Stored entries
** start **
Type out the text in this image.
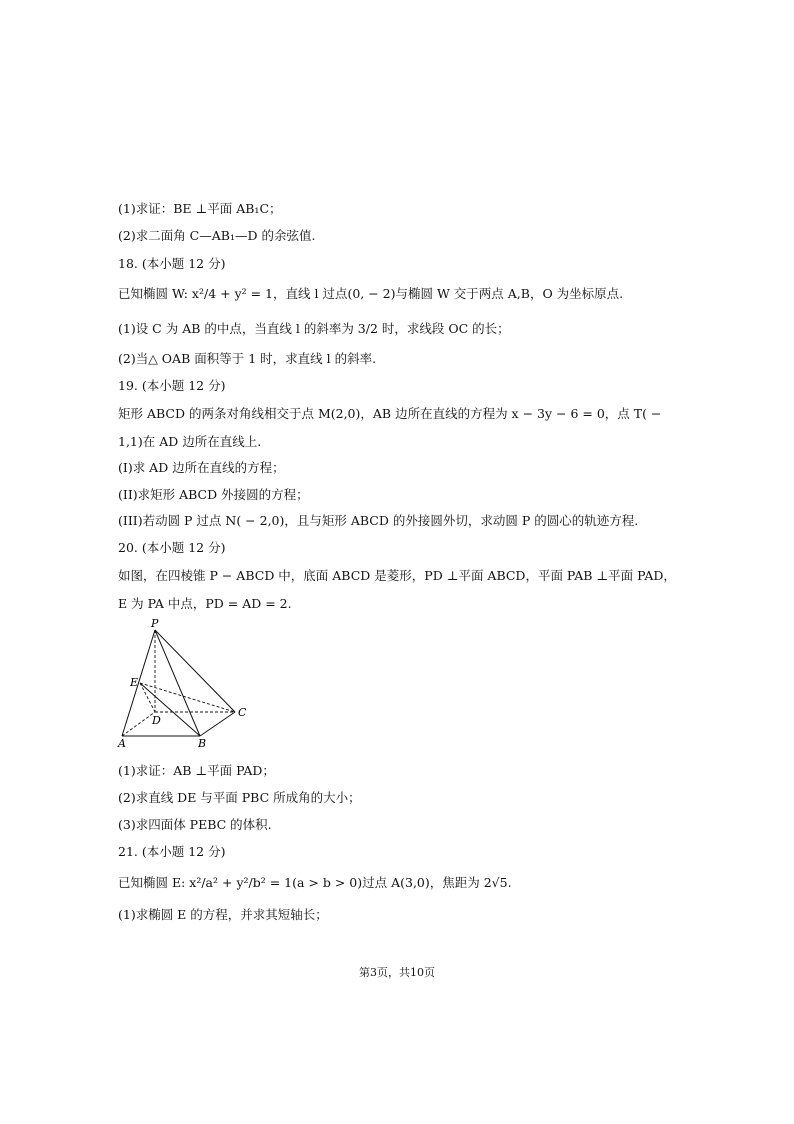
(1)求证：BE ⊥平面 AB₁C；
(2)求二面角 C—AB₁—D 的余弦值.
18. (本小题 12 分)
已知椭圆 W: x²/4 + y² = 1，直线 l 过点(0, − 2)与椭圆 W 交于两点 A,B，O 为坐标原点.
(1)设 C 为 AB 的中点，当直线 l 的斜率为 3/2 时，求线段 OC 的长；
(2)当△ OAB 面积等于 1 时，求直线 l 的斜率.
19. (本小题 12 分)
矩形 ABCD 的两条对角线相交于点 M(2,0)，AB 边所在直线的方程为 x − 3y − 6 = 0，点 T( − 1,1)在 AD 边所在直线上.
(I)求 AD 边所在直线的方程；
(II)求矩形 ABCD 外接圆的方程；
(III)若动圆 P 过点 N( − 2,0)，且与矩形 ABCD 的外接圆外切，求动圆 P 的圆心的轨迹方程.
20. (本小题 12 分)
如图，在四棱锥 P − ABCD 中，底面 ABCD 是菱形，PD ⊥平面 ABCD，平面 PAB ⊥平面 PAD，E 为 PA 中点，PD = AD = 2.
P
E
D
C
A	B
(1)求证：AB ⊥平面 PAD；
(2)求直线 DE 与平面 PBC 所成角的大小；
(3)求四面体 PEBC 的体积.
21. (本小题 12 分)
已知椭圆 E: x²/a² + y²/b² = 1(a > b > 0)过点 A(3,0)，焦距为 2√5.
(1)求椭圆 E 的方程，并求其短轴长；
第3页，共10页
** end **
** start **
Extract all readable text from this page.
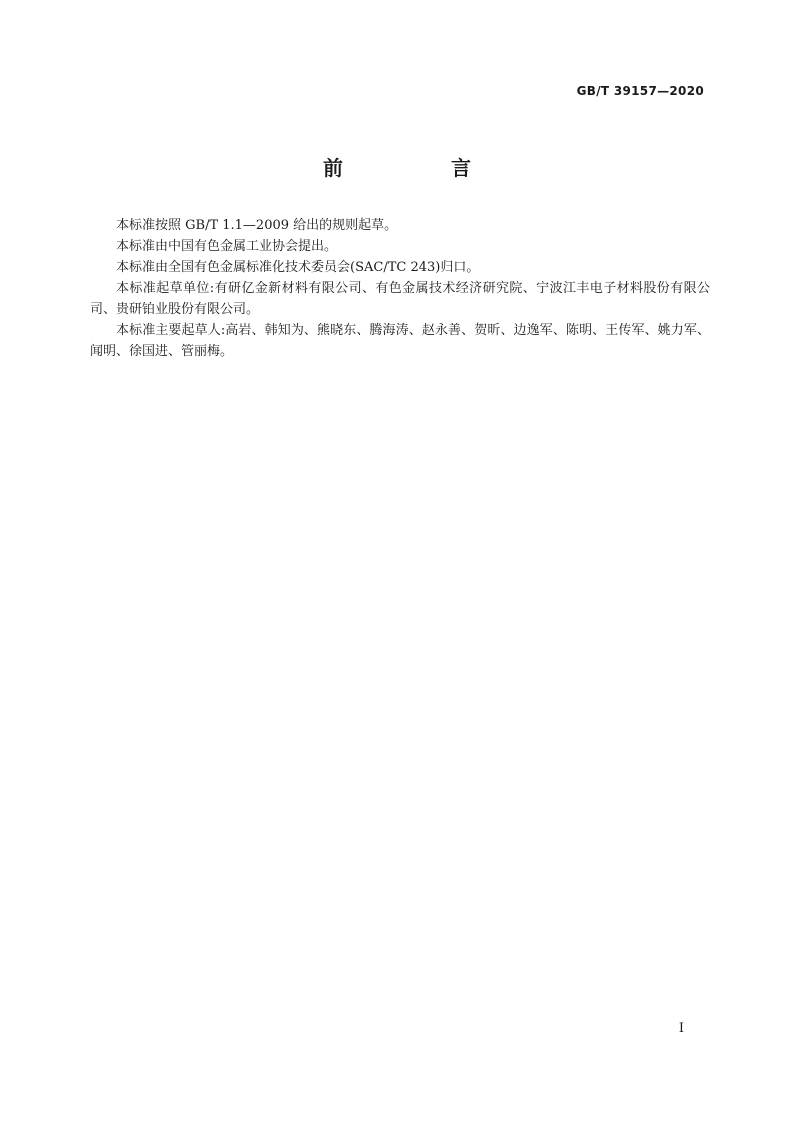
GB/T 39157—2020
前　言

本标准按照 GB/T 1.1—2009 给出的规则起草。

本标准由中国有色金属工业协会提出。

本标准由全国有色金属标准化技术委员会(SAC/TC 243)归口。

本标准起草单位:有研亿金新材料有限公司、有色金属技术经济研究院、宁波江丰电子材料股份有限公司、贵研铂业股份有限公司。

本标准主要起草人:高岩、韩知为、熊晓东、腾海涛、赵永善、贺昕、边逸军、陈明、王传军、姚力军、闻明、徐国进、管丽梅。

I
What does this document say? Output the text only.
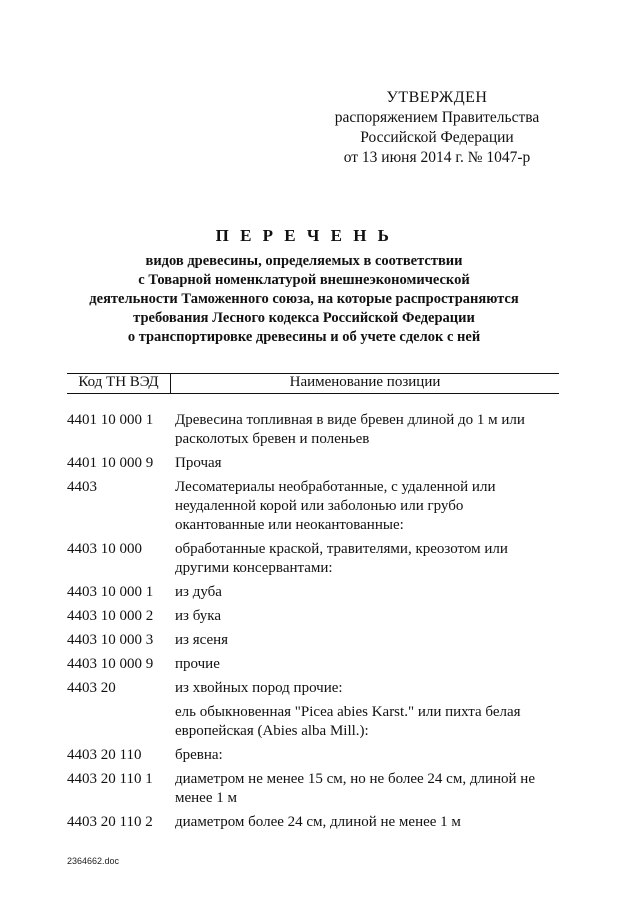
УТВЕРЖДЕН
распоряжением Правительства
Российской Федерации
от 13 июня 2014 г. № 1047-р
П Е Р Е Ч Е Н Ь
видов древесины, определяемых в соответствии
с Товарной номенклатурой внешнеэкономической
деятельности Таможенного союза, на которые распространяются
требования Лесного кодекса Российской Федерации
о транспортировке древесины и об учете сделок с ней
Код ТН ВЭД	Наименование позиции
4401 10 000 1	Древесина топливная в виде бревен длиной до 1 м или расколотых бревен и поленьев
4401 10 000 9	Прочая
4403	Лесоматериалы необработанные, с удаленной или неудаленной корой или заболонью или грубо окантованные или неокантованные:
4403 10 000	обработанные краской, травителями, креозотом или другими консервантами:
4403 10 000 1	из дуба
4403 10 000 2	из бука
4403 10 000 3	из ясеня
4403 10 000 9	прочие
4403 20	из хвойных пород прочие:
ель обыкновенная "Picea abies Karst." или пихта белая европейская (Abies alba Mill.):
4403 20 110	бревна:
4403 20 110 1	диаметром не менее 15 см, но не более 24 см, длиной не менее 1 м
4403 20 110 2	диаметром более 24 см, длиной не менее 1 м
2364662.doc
** end **
** start **
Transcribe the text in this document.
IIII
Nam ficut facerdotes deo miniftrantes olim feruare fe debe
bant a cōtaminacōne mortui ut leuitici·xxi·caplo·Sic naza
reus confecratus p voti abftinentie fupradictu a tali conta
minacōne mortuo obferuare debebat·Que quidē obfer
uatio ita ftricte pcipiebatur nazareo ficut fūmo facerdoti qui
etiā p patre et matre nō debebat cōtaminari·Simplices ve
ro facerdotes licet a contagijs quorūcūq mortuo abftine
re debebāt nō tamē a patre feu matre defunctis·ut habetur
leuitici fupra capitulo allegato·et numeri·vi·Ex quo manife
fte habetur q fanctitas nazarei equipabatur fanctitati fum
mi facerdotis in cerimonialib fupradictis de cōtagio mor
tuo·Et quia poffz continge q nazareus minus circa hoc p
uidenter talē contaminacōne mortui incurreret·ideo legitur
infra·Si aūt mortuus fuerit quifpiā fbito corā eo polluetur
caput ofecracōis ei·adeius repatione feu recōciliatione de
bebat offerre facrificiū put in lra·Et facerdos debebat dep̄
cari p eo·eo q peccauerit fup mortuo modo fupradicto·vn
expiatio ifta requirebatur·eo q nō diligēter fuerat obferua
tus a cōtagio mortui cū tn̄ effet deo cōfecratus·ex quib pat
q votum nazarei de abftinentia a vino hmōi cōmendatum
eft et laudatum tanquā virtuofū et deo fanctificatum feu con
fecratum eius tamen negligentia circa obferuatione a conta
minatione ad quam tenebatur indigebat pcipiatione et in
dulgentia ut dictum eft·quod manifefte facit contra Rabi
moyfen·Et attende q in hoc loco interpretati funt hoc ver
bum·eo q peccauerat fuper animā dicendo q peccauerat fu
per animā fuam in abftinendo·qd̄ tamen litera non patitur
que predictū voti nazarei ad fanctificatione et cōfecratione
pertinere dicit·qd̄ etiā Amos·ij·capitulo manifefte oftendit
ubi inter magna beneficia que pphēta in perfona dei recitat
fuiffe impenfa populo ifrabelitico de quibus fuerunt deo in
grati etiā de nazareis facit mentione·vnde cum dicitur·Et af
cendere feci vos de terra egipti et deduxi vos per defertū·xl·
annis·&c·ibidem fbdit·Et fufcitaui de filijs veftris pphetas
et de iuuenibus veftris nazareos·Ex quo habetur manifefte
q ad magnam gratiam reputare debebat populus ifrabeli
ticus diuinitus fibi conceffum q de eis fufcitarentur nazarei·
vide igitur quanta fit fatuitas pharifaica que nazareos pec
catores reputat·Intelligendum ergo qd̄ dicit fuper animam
** end **
EXERCISE OBJECTIVE:
Report only how many lines of the listing hold the word "matre".

TASK ANSWER:
2